OBJECTIVE:
Set down all of the entries word for word, omitting the images they contain.

STORED ROWS:
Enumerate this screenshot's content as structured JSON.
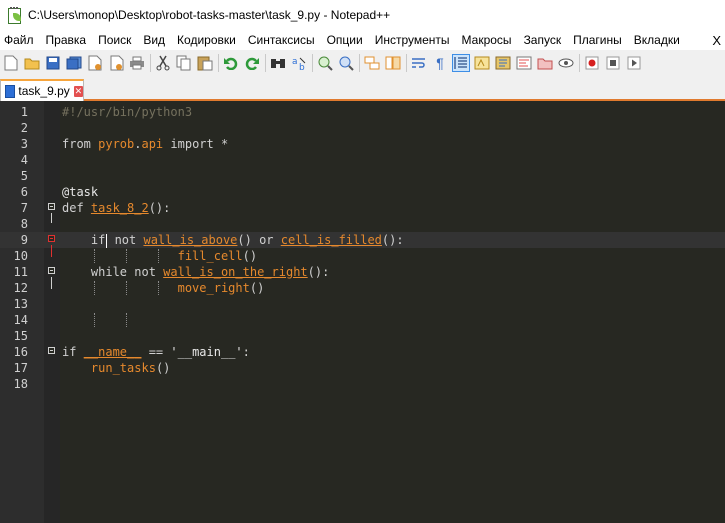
{
  "window": {
    "title": "C:\\Users\\monop\\Desktop\\robot-tasks-master\\task_9.py - Notepad++"
  },
  "menu": {
    "items": [
      "Файл",
      "Правка",
      "Поиск",
      "Вид",
      "Кодировки",
      "Синтаксисы",
      "Опции",
      "Инструменты",
      "Макросы",
      "Запуск",
      "Плагины",
      "Вкладки"
    ],
    "close": "X"
  },
  "toolbar": {
    "icons": [
      "new-file-icon",
      "open-file-icon",
      "save-icon",
      "save-all-icon",
      "close-file-icon",
      "close-all-icon",
      "print-icon",
      "cut-icon",
      "copy-icon",
      "paste-icon",
      "undo-icon",
      "redo-icon",
      "find-icon",
      "replace-icon",
      "zoom-in-icon",
      "zoom-out-icon",
      "sync-vertical-icon",
      "sync-horizontal-icon",
      "word-wrap-icon",
      "show-all-chars-icon",
      "indent-guide-icon",
      "language-icon",
      "function-list-icon",
      "doc-map-icon",
      "folder-icon",
      "monitor-icon",
      "record-macro-icon",
      "stop-macro-icon",
      "play-macro-icon"
    ]
  },
  "tab": {
    "label": "task_9.py",
    "close": "✕"
  },
  "editor": {
    "current_line": 9,
    "lines": [
      {
        "n": "1",
        "text": "#!/usr/bin/python3"
      },
      {
        "n": "2",
        "text": ""
      },
      {
        "n": "3",
        "text": "from pyrob.api import *"
      },
      {
        "n": "4",
        "text": ""
      },
      {
        "n": "5",
        "text": ""
      },
      {
        "n": "6",
        "text": "@task"
      },
      {
        "n": "7",
        "text": "def task_8_2():"
      },
      {
        "n": "8",
        "text": ""
      },
      {
        "n": "9",
        "text": "    if not wall_is_above() or cell_is_filled():"
      },
      {
        "n": "10",
        "text": "                fill_cell()"
      },
      {
        "n": "11",
        "text": "    while not wall_is_on_the_right():"
      },
      {
        "n": "12",
        "text": "                move_right()"
      },
      {
        "n": "13",
        "text": ""
      },
      {
        "n": "14",
        "text": ""
      },
      {
        "n": "15",
        "text": ""
      },
      {
        "n": "16",
        "text": "if __name__ == '__main__':"
      },
      {
        "n": "17",
        "text": "    run_tasks()"
      },
      {
        "n": "18",
        "text": ""
      }
    ]
  },
  "colors": {
    "editor_bg": "#272822",
    "identifier": "#e6892d",
    "comment": "#75715e",
    "text": "#d0d0d0",
    "tab_accent": "#f7a53c"
  }
}
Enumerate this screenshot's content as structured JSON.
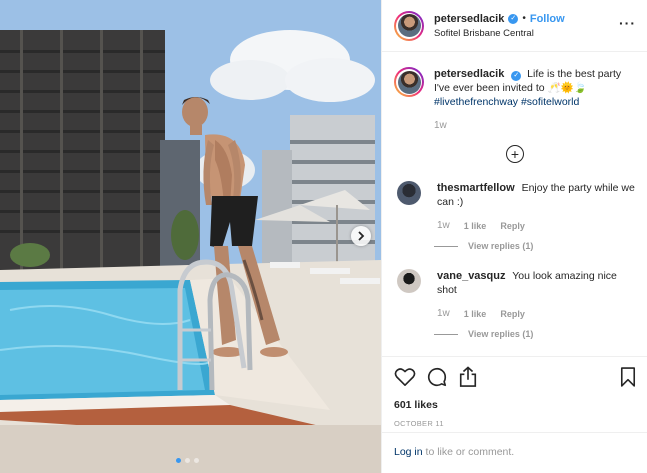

FINAL RESULT:
Enumerate this screenshot's content as structured JSON.
{
  "window": {
    "title": "C:\\Users\\monop\\Desktop\\robot-tasks-master\\task_9.py - Notepad++"
  },
  "menu": {
    "items": [
      "Файл",
      "Правка",
      "Поиск",
      "Вид",
      "Кодировки",
      "Синтаксисы",
      "Опции",
      "Инструменты",
      "Макросы",
      "Запуск",
      "Плагины",
      "Вкладки"
    ],
    "close": "X"
  },
  "toolbar": {
    "icons": [
      "new-file-icon",
      "open-file-icon",
      "save-icon",
      "save-all-icon",
      "close-file-icon",
      "close-all-icon",
      "print-icon",
      "cut-icon",
      "copy-icon",
      "paste-icon",
      "undo-icon",
      "redo-icon",
      "find-icon",
      "replace-icon",
      "zoom-in-icon",
      "zoom-out-icon",
      "sync-vertical-icon",
      "sync-horizontal-icon",
      "word-wrap-icon",
      "show-all-chars-icon",
      "indent-guide-icon",
      "language-icon",
      "function-list-icon",
      "doc-map-icon",
      "folder-icon",
      "monitor-icon",
      "record-macro-icon",
      "stop-macro-icon",
      "play-macro-icon"
    ]
  },
  "tab": {
    "label": "task_9.py",
    "close": "✕"
  },
  "editor": {
    "current_line": 9,
    "lines": [
      {
        "n": "1",
        "text": "#!/usr/bin/python3"
      },
      {
        "n": "2",
        "text": ""
      },
      {
        "n": "3",
        "text": "from pyrob.api import *"
      },
      {
        "n": "4",
        "text": ""
      },
      {
        "n": "5",
        "text": ""
      },
      {
        "n": "6",
        "text": "@task"
      },
      {
        "n": "7",
        "text": "def task_8_2():"
      },
      {
        "n": "8",
        "text": ""
      },
      {
        "n": "9",
        "text": "    if not wall_is_above() or cell_is_filled():"
      },
      {
        "n": "10",
        "text": "                fill_cell()"
      },
      {
        "n": "11",
        "text": "    while not wall_is_on_the_right():"
      },
      {
        "n": "12",
        "text": "                move_right()"
      },
      {
        "n": "13",
        "text": ""
      },
      {
        "n": "14",
        "text": ""
      },
      {
        "n": "15",
        "text": ""
      },
      {
        "n": "16",
        "text": "if __name__ == '__main__':"
      },
      {
        "n": "17",
        "text": "    run_tasks()"
      },
      {
        "n": "18",
        "text": ""
      }
    ]
  },
  "colors": {
    "editor_bg": "#272822",
    "identifier": "#e6892d",
    "comment": "#75715e",
    "text": "#d0d0d0",
    "tab_accent": "#f7a53c"
  }
}
Enumerate this screenshot's content as structured JSON.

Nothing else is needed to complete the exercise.